Check the listing below line by line and report how many lines hold "objects", with no other words.
════
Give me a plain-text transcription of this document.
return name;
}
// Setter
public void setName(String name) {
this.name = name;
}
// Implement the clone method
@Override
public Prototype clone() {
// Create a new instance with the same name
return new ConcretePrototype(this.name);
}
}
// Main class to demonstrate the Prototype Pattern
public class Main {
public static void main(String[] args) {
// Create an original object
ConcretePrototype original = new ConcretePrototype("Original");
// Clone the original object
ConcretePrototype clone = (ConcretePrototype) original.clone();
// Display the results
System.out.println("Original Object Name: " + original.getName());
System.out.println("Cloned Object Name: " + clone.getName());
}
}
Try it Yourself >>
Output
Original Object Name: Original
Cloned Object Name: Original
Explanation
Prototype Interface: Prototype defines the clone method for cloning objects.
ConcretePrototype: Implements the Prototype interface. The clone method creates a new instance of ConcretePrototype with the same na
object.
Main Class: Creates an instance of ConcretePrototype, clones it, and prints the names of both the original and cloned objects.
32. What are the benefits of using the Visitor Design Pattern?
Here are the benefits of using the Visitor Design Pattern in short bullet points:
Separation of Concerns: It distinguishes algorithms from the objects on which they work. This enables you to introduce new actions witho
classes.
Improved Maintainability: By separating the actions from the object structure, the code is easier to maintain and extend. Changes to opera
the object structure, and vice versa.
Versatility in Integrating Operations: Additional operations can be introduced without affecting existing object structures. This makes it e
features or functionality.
════
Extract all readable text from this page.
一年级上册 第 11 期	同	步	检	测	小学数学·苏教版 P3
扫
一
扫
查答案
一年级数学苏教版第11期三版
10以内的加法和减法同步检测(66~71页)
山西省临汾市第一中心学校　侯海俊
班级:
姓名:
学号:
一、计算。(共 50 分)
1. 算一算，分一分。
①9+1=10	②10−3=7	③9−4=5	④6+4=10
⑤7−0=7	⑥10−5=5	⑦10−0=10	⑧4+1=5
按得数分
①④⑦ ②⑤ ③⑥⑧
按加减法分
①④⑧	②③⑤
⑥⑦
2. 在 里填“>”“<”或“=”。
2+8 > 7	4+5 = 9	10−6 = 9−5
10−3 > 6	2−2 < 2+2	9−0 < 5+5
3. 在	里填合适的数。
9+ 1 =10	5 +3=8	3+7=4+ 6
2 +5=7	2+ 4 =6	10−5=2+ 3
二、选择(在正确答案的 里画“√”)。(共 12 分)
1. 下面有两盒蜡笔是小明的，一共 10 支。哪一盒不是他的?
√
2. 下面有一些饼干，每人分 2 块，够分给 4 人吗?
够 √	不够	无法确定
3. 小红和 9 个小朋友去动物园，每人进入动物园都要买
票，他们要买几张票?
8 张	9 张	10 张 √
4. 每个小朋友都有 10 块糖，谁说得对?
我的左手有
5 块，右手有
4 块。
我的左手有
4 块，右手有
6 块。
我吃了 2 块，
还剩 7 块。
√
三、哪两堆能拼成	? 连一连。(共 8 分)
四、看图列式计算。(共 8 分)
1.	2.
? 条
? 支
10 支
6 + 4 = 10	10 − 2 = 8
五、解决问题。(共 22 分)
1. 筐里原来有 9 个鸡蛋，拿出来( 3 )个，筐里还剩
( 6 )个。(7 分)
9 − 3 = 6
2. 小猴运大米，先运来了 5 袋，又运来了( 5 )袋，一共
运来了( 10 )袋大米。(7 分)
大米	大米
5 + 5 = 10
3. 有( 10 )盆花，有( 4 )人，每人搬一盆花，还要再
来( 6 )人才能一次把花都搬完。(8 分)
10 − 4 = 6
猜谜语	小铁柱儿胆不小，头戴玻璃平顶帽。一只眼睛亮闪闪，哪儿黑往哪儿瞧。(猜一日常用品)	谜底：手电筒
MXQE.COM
════
RESULT OF THIS TASK >>
3